[START OF INFORMATION SUPPLIED]

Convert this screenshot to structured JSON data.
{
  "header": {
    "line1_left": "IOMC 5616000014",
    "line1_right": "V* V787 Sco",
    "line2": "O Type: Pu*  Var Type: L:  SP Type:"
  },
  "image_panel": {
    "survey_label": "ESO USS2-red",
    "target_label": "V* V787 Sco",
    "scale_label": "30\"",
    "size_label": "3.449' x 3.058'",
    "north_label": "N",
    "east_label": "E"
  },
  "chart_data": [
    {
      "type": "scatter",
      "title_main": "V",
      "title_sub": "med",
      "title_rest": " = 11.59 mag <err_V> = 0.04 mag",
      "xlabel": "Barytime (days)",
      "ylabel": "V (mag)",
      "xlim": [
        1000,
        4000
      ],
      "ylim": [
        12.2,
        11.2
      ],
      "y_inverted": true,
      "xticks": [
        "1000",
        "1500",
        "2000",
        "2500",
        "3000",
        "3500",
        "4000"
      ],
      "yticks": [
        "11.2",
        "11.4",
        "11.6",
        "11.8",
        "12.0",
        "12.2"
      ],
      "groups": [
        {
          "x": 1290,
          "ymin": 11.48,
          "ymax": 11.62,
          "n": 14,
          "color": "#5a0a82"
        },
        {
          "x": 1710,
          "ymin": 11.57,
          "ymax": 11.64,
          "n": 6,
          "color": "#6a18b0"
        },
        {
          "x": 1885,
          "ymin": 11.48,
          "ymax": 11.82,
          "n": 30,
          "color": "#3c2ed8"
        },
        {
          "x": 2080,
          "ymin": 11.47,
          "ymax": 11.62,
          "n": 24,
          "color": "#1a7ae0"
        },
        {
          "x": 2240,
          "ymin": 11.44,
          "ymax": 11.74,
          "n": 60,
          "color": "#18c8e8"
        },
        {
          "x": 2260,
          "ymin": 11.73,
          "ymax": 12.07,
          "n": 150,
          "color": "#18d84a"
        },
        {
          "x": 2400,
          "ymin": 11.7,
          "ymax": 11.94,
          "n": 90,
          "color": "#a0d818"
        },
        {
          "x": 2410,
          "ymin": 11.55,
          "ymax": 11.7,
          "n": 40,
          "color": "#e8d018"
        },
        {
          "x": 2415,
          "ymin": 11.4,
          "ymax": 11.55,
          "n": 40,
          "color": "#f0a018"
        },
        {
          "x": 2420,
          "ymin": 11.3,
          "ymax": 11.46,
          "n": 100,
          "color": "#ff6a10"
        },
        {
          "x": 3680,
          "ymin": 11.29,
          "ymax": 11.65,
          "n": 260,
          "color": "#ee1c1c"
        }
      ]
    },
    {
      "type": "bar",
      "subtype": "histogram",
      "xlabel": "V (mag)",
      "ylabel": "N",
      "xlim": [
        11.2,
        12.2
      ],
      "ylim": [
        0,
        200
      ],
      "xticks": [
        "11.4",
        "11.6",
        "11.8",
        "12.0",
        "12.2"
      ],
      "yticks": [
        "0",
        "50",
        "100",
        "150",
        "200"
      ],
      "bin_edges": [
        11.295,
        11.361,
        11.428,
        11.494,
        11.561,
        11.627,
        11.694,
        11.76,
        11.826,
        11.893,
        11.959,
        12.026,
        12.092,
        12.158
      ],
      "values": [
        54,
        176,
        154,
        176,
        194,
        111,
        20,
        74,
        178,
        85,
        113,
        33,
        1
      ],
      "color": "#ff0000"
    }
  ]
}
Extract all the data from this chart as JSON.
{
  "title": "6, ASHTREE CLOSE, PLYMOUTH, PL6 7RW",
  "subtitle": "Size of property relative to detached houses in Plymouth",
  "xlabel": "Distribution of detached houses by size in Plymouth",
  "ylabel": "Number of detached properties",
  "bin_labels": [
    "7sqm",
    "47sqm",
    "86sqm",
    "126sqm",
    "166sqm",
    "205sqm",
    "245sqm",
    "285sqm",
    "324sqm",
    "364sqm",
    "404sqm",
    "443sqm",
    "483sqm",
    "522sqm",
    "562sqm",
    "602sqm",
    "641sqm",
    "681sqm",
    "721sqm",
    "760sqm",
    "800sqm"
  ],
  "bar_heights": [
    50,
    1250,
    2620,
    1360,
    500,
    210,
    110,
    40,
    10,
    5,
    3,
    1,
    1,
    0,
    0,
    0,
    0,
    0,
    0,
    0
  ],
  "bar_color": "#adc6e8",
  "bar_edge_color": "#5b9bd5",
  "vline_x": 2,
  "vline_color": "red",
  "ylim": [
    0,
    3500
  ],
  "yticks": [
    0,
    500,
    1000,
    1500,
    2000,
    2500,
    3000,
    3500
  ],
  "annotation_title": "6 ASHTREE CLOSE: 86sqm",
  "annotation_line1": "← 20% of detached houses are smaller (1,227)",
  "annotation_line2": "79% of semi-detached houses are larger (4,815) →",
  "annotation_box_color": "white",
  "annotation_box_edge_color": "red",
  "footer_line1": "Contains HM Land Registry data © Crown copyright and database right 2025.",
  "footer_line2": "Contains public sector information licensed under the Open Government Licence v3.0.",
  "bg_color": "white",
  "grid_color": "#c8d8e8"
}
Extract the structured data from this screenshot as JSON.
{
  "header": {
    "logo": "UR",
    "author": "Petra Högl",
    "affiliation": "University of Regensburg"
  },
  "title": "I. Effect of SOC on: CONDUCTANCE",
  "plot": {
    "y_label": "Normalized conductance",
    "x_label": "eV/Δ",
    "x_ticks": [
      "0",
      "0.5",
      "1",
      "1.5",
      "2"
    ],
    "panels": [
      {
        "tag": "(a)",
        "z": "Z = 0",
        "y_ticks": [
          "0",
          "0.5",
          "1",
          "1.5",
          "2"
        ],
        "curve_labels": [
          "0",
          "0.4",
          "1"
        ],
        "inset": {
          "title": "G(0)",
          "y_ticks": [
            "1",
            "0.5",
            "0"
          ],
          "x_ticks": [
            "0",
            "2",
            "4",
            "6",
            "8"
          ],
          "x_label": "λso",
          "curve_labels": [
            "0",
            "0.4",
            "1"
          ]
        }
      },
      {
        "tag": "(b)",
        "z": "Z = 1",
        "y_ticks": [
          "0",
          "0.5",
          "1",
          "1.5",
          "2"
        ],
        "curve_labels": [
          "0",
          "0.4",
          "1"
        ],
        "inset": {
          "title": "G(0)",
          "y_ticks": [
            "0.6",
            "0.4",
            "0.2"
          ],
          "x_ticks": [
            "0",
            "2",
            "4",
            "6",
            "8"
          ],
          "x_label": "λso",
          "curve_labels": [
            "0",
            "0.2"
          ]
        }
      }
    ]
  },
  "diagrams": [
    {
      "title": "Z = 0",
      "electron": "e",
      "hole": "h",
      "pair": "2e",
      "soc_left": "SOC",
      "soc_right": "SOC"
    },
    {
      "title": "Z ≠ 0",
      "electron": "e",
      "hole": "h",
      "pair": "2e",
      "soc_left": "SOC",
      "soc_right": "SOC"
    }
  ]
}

[END OF INFORMATION SUPPLIED]

* TASK INSTRUCTIONS: Track down every line holding the string "Extract" and copy it.

* TASK OUTPUT:
Extract all the data from this chart as JSON.
Extract the structured data from this screenshot as JSON.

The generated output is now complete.